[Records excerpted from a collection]
━━━━━━━━━━━━━━━━━━━━

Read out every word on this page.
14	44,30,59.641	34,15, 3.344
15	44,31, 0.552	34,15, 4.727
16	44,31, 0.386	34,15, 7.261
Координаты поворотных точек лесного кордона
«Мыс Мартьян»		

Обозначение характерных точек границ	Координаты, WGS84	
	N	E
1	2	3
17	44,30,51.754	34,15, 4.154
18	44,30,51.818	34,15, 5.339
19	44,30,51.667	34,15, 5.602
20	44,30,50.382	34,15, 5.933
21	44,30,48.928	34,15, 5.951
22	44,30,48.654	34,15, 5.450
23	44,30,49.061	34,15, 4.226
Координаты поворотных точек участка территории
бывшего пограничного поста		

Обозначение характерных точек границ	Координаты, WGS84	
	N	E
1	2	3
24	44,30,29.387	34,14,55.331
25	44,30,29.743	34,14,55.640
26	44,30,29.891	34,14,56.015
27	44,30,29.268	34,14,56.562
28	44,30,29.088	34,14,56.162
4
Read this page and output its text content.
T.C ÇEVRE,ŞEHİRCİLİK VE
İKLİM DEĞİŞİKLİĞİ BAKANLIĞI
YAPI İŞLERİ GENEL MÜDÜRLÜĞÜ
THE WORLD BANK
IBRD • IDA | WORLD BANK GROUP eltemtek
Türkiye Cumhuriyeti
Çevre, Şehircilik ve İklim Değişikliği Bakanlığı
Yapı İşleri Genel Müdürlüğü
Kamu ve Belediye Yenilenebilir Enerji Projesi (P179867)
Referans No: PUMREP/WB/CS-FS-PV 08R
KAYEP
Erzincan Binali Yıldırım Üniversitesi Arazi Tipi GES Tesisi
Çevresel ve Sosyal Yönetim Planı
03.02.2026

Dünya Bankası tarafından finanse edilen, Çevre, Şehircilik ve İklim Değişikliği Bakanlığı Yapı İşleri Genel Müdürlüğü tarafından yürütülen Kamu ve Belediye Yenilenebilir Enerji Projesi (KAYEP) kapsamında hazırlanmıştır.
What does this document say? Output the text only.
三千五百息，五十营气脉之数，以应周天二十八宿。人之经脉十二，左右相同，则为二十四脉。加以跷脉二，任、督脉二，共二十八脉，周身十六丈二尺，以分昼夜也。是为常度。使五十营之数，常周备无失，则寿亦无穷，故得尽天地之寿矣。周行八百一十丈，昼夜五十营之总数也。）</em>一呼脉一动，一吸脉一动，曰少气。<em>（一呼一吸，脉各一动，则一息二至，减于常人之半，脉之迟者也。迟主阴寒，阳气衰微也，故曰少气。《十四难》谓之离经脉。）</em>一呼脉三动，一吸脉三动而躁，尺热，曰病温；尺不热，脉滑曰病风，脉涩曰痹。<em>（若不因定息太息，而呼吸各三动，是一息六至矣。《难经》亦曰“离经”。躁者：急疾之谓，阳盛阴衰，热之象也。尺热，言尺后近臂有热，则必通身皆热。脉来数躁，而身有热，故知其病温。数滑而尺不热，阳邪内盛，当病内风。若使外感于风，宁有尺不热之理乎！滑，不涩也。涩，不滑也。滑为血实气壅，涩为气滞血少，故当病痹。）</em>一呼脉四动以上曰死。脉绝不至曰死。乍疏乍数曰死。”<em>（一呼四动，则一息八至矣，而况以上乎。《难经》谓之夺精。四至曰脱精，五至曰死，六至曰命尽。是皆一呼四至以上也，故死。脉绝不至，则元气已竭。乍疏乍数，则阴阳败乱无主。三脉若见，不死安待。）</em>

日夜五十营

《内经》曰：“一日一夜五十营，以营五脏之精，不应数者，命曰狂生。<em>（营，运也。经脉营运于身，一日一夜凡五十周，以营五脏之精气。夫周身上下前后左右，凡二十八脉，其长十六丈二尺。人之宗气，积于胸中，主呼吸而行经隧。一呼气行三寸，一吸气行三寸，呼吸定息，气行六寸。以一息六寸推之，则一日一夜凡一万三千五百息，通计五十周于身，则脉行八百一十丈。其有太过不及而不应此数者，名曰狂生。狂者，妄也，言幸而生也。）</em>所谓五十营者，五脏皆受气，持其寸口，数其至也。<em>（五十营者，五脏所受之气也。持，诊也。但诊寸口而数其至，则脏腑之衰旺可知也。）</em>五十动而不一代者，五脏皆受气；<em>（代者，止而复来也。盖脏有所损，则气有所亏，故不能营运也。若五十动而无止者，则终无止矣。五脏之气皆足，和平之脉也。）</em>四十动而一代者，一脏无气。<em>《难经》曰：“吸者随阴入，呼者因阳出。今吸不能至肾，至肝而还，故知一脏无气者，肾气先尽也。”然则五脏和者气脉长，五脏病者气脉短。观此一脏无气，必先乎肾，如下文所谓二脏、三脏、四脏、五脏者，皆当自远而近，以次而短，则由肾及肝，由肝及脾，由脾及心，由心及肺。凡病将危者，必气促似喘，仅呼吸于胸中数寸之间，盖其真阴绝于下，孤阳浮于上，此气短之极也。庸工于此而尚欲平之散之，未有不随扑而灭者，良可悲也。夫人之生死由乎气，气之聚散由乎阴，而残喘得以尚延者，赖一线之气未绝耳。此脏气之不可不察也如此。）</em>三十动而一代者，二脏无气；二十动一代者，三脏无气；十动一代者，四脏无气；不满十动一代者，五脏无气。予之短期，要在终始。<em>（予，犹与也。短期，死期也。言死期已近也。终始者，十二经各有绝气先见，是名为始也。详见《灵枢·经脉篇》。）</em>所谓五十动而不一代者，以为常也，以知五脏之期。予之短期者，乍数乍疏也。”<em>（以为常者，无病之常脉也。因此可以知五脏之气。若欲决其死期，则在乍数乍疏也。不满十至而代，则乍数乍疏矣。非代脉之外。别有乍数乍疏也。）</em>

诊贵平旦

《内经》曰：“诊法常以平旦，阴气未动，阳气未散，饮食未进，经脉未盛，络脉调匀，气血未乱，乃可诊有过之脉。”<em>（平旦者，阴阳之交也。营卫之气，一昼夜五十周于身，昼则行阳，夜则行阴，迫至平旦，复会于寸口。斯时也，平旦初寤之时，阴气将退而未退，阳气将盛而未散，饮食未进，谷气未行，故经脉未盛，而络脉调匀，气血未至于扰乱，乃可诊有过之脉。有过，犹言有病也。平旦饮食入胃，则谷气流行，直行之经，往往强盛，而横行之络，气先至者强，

━━━━━━━━━━━━━━━━━━━━

DIRECTIONS FOR THIS TASK: Retype the records that precede this task, keeping them exactly the same.

FINISHED ANSWER:
Read out every word on this page.
14	44,30,59.641	34,15, 3.344
15	44,31, 0.552	34,15, 4.727
16	44,31, 0.386	34,15, 7.261
Координаты поворотных точек лесного кордона
«Мыс Мартьян»		

Обозначение характерных точек границ	Координаты, WGS84	
	N	E
1	2	3
17	44,30,51.754	34,15, 4.154
18	44,30,51.818	34,15, 5.339
19	44,30,51.667	34,15, 5.602
20	44,30,50.382	34,15, 5.933
21	44,30,48.928	34,15, 5.951
22	44,30,48.654	34,15, 5.450
23	44,30,49.061	34,15, 4.226
Координаты поворотных точек участка территории
бывшего пограничного поста		

Обозначение характерных точек границ	Координаты, WGS84	
	N	E
1	2	3
24	44,30,29.387	34,14,55.331
25	44,30,29.743	34,14,55.640
26	44,30,29.891	34,14,56.015
27	44,30,29.268	34,14,56.562
28	44,30,29.088	34,14,56.162
4
Read this page and output its text content.
T.C ÇEVRE,ŞEHİRCİLİK VE
İKLİM DEĞİŞİKLİĞİ BAKANLIĞI
YAPI İŞLERİ GENEL MÜDÜRLÜĞÜ
THE WORLD BANK
IBRD • IDA | WORLD BANK GROUP eltemtek
Türkiye Cumhuriyeti
Çevre, Şehircilik ve İklim Değişikliği Bakanlığı
Yapı İşleri Genel Müdürlüğü
Kamu ve Belediye Yenilenebilir Enerji Projesi (P179867)
Referans No: PUMREP/WB/CS-FS-PV 08R
KAYEP
Erzincan Binali Yıldırım Üniversitesi Arazi Tipi GES Tesisi
Çevresel ve Sosyal Yönetim Planı
03.02.2026

Dünya Bankası tarafından finanse edilen, Çevre, Şehircilik ve İklim Değişikliği Bakanlığı Yapı İşleri Genel Müdürlüğü tarafından yürütülen Kamu ve Belediye Yenilenebilir Enerji Projesi (KAYEP) kapsamında hazırlanmıştır.
What does this document say? Output the text only.
三千五百息，五十营气脉之数，以应周天二十八宿。人之经脉十二，左右相同，则为二十四脉。加以跷脉二，任、督脉二，共二十八脉，周身十六丈二尺，以分昼夜也。是为常度。使五十营之数，常周备无失，则寿亦无穷，故得尽天地之寿矣。周行八百一十丈，昼夜五十营之总数也。）</em>一呼脉一动，一吸脉一动，曰少气。<em>（一呼一吸，脉各一动，则一息二至，减于常人之半，脉之迟者也。迟主阴寒，阳气衰微也，故曰少气。《十四难》谓之离经脉。）</em>一呼脉三动，一吸脉三动而躁，尺热，曰病温；尺不热，脉滑曰病风，脉涩曰痹。<em>（若不因定息太息，而呼吸各三动，是一息六至矣。《难经》亦曰“离经”。躁者：急疾之谓，阳盛阴衰，热之象也。尺热，言尺后近臂有热，则必通身皆热。脉来数躁，而身有热，故知其病温。数滑而尺不热，阳邪内盛，当病内风。若使外感于风，宁有尺不热之理乎！滑，不涩也。涩，不滑也。滑为血实气壅，涩为气滞血少，故当病痹。）</em>一呼脉四动以上曰死。脉绝不至曰死。乍疏乍数曰死。”<em>（一呼四动，则一息八至矣，而况以上乎。《难经》谓之夺精。四至曰脱精，五至曰死，六至曰命尽。是皆一呼四至以上也，故死。脉绝不至，则元气已竭。乍疏乍数，则阴阳败乱无主。三脉若见，不死安待。）</em>

日夜五十营

《内经》曰：“一日一夜五十营，以营五脏之精，不应数者，命曰狂生。<em>（营，运也。经脉营运于身，一日一夜凡五十周，以营五脏之精气。夫周身上下前后左右，凡二十八脉，其长十六丈二尺。人之宗气，积于胸中，主呼吸而行经隧。一呼气行三寸，一吸气行三寸，呼吸定息，气行六寸。以一息六寸推之，则一日一夜凡一万三千五百息，通计五十周于身，则脉行八百一十丈。其有太过不及而不应此数者，名曰狂生。狂者，妄也，言幸而生也。）</em>所谓五十营者，五脏皆受气，持其寸口，数其至也。<em>（五十营者，五脏所受之气也。持，诊也。但诊寸口而数其至，则脏腑之衰旺可知也。）</em>五十动而不一代者，五脏皆受气；<em>（代者，止而复来也。盖脏有所损，则气有所亏，故不能营运也。若五十动而无止者，则终无止矣。五脏之气皆足，和平之脉也。）</em>四十动而一代者，一脏无气。<em>《难经》曰：“吸者随阴入，呼者因阳出。今吸不能至肾，至肝而还，故知一脏无气者，肾气先尽也。”然则五脏和者气脉长，五脏病者气脉短。观此一脏无气，必先乎肾，如下文所谓二脏、三脏、四脏、五脏者，皆当自远而近，以次而短，则由肾及肝，由肝及脾，由脾及心，由心及肺。凡病将危者，必气促似喘，仅呼吸于胸中数寸之间，盖其真阴绝于下，孤阳浮于上，此气短之极也。庸工于此而尚欲平之散之，未有不随扑而灭者，良可悲也。夫人之生死由乎气，气之聚散由乎阴，而残喘得以尚延者，赖一线之气未绝耳。此脏气之不可不察也如此。）</em>三十动而一代者，二脏无气；二十动一代者，三脏无气；十动一代者，四脏无气；不满十动一代者，五脏无气。予之短期，要在终始。<em>（予，犹与也。短期，死期也。言死期已近也。终始者，十二经各有绝气先见，是名为始也。详见《灵枢·经脉篇》。）</em>所谓五十动而不一代者，以为常也，以知五脏之期。予之短期者，乍数乍疏也。”<em>（以为常者，无病之常脉也。因此可以知五脏之气。若欲决其死期，则在乍数乍疏也。不满十至而代，则乍数乍疏矣。非代脉之外。别有乍数乍疏也。）</em>

诊贵平旦

《内经》曰：“诊法常以平旦，阴气未动，阳气未散，饮食未进，经脉未盛，络脉调匀，气血未乱，乃可诊有过之脉。”<em>（平旦者，阴阳之交也。营卫之气，一昼夜五十周于身，昼则行阳，夜则行阴，迫至平旦，复会于寸口。斯时也，平旦初寤之时，阴气将退而未退，阳气将盛而未散，饮食未进，谷气未行，故经脉未盛，而络脉调匀，气血未至于扰乱，乃可诊有过之脉。有过，犹言有病也。平旦饮食入胃，则谷气流行，直行之经，往往强盛，而横行之络，气先至者强，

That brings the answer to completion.